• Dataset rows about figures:
· · · · ·
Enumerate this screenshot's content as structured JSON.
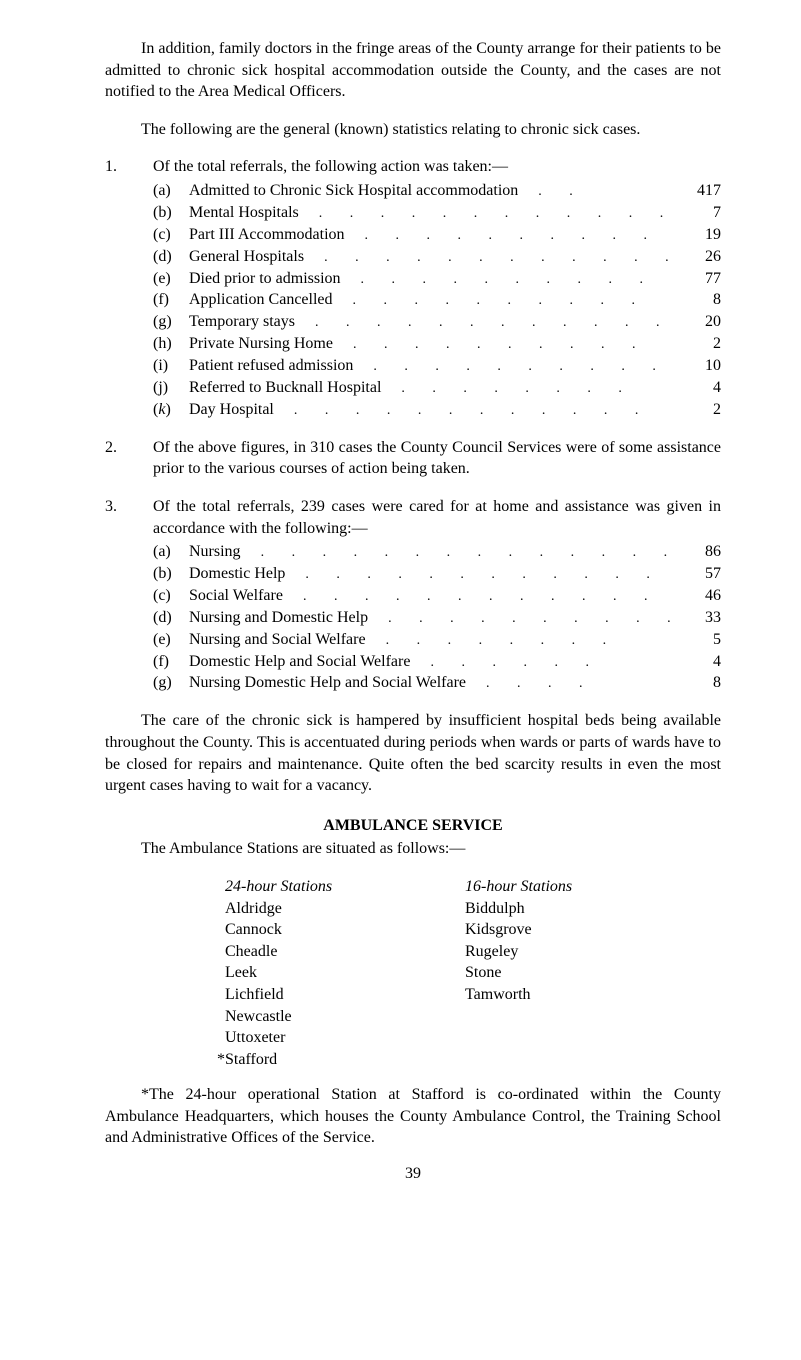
{
  "para1": "In addition, family doctors in the fringe areas of the County arrange for their patients to be admitted to chronic sick hospital accommodation outside the County, and the cases are not notified to the Area Medical Officers.",
  "para2": "The following are the general (known) statistics relating to chronic sick cases.",
  "section1": {
    "marker": "1.",
    "intro": "Of the total referrals, the following action was taken:—",
    "items": [
      {
        "marker": "(a)",
        "label": "Admitted to Chronic Sick Hospital accommodation",
        "value": "417"
      },
      {
        "marker": "(b)",
        "label": "Mental Hospitals",
        "value": "7"
      },
      {
        "marker": "(c)",
        "label": "Part III Accommodation",
        "value": "19"
      },
      {
        "marker": "(d)",
        "label": "General Hospitals",
        "value": "26"
      },
      {
        "marker": "(e)",
        "label": "Died prior to admission",
        "value": "77"
      },
      {
        "marker": "(f)",
        "label": "Application Cancelled",
        "value": "8"
      },
      {
        "marker": "(g)",
        "label": "Temporary stays",
        "value": "20"
      },
      {
        "marker": "(h)",
        "label": "Private Nursing Home",
        "value": "2"
      },
      {
        "marker": "(i)",
        "label": "Patient refused admission",
        "value": "10"
      },
      {
        "marker": "(j)",
        "label": "Referred to Bucknall Hospital",
        "value": "4"
      },
      {
        "marker_k": "(",
        "marker_k_italic": "k",
        "marker_k_close": ")",
        "label": "Day Hospital",
        "value": "2"
      }
    ]
  },
  "section2": {
    "marker": "2.",
    "text": "Of the above figures, in 310 cases the County Council Services were of some assistance prior to the various courses of action being taken."
  },
  "section3": {
    "marker": "3.",
    "intro": "Of the total referrals, 239 cases were cared for at home and assistance was given in accordance with the following:—",
    "items": [
      {
        "marker": "(a)",
        "label": "Nursing",
        "value": "86"
      },
      {
        "marker": "(b)",
        "label": "Domestic Help",
        "value": "57"
      },
      {
        "marker": "(c)",
        "label": "Social Welfare",
        "value": "46"
      },
      {
        "marker": "(d)",
        "label": "Nursing and Domestic Help",
        "value": "33"
      },
      {
        "marker": "(e)",
        "label": "Nursing and Social Welfare",
        "value": "5"
      },
      {
        "marker": "(f)",
        "label": "Domestic Help and Social Welfare",
        "value": "4"
      },
      {
        "marker": "(g)",
        "label": "Nursing Domestic Help and Social Welfare",
        "value": "8"
      }
    ]
  },
  "para3": "The care of the chronic sick is hampered by insufficient hospital beds being available throughout the County. This is accentuated during periods when wards or parts of wards have to be closed for repairs and maintenance. Quite often the bed scarcity results in even the most urgent cases having to wait for a vacancy.",
  "ambulance": {
    "heading": "AMBULANCE SERVICE",
    "intro": "The Ambulance Stations are situated as follows:—",
    "col1_header": "24-hour Stations",
    "col1": [
      "Aldridge",
      "Cannock",
      "Cheadle",
      "Leek",
      "Lichfield",
      "Newcastle",
      "Uttoxeter",
      "*Stafford"
    ],
    "col2_header": "16-hour Stations",
    "col2": [
      "Biddulph",
      "Kidsgrove",
      "Rugeley",
      "Stone",
      "Tamworth"
    ]
  },
  "footnote": "*The 24-hour operational Station at Stafford is co-ordinated within the County Ambulance Headquarters, which houses the County Ambu­lance Control, the Training School and Administrative Offices of the Service.",
  "page_number": "39",
  "dots": ". . . . . . . . . . . ."
}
· · · · ·
• Required action: The data above must be written out again without alteration, and the pictures in them must be excluded.

• Response for this exercise:
Enumerate this screenshot's content as structured JSON.
{
  "para1": "In addition, family doctors in the fringe areas of the County arrange for their patients to be admitted to chronic sick hospital accommodation outside the County, and the cases are not notified to the Area Medical Officers.",
  "para2": "The following are the general (known) statistics relating to chronic sick cases.",
  "section1": {
    "marker": "1.",
    "intro": "Of the total referrals, the following action was taken:—",
    "items": [
      {
        "marker": "(a)",
        "label": "Admitted to Chronic Sick Hospital accommodation",
        "value": "417"
      },
      {
        "marker": "(b)",
        "label": "Mental Hospitals",
        "value": "7"
      },
      {
        "marker": "(c)",
        "label": "Part III Accommodation",
        "value": "19"
      },
      {
        "marker": "(d)",
        "label": "General Hospitals",
        "value": "26"
      },
      {
        "marker": "(e)",
        "label": "Died prior to admission",
        "value": "77"
      },
      {
        "marker": "(f)",
        "label": "Application Cancelled",
        "value": "8"
      },
      {
        "marker": "(g)",
        "label": "Temporary stays",
        "value": "20"
      },
      {
        "marker": "(h)",
        "label": "Private Nursing Home",
        "value": "2"
      },
      {
        "marker": "(i)",
        "label": "Patient refused admission",
        "value": "10"
      },
      {
        "marker": "(j)",
        "label": "Referred to Bucknall Hospital",
        "value": "4"
      },
      {
        "marker_k": "(",
        "marker_k_italic": "k",
        "marker_k_close": ")",
        "label": "Day Hospital",
        "value": "2"
      }
    ]
  },
  "section2": {
    "marker": "2.",
    "text": "Of the above figures, in 310 cases the County Council Services were of some assistance prior to the various courses of action being taken."
  },
  "section3": {
    "marker": "3.",
    "intro": "Of the total referrals, 239 cases were cared for at home and assistance was given in accordance with the following:—",
    "items": [
      {
        "marker": "(a)",
        "label": "Nursing",
        "value": "86"
      },
      {
        "marker": "(b)",
        "label": "Domestic Help",
        "value": "57"
      },
      {
        "marker": "(c)",
        "label": "Social Welfare",
        "value": "46"
      },
      {
        "marker": "(d)",
        "label": "Nursing and Domestic Help",
        "value": "33"
      },
      {
        "marker": "(e)",
        "label": "Nursing and Social Welfare",
        "value": "5"
      },
      {
        "marker": "(f)",
        "label": "Domestic Help and Social Welfare",
        "value": "4"
      },
      {
        "marker": "(g)",
        "label": "Nursing Domestic Help and Social Welfare",
        "value": "8"
      }
    ]
  },
  "para3": "The care of the chronic sick is hampered by insufficient hospital beds being available throughout the County. This is accentuated during periods when wards or parts of wards have to be closed for repairs and maintenance. Quite often the bed scarcity results in even the most urgent cases having to wait for a vacancy.",
  "ambulance": {
    "heading": "AMBULANCE SERVICE",
    "intro": "The Ambulance Stations are situated as follows:—",
    "col1_header": "24-hour Stations",
    "col1": [
      "Aldridge",
      "Cannock",
      "Cheadle",
      "Leek",
      "Lichfield",
      "Newcastle",
      "Uttoxeter",
      "*Stafford"
    ],
    "col2_header": "16-hour Stations",
    "col2": [
      "Biddulph",
      "Kidsgrove",
      "Rugeley",
      "Stone",
      "Tamworth"
    ]
  },
  "footnote": "*The 24-hour operational Station at Stafford is co-ordinated within the County Ambulance Headquarters, which houses the County Ambu­lance Control, the Training School and Administrative Offices of the Service.",
  "page_number": "39",
  "dots": ". . . . . . . . . . . ."
}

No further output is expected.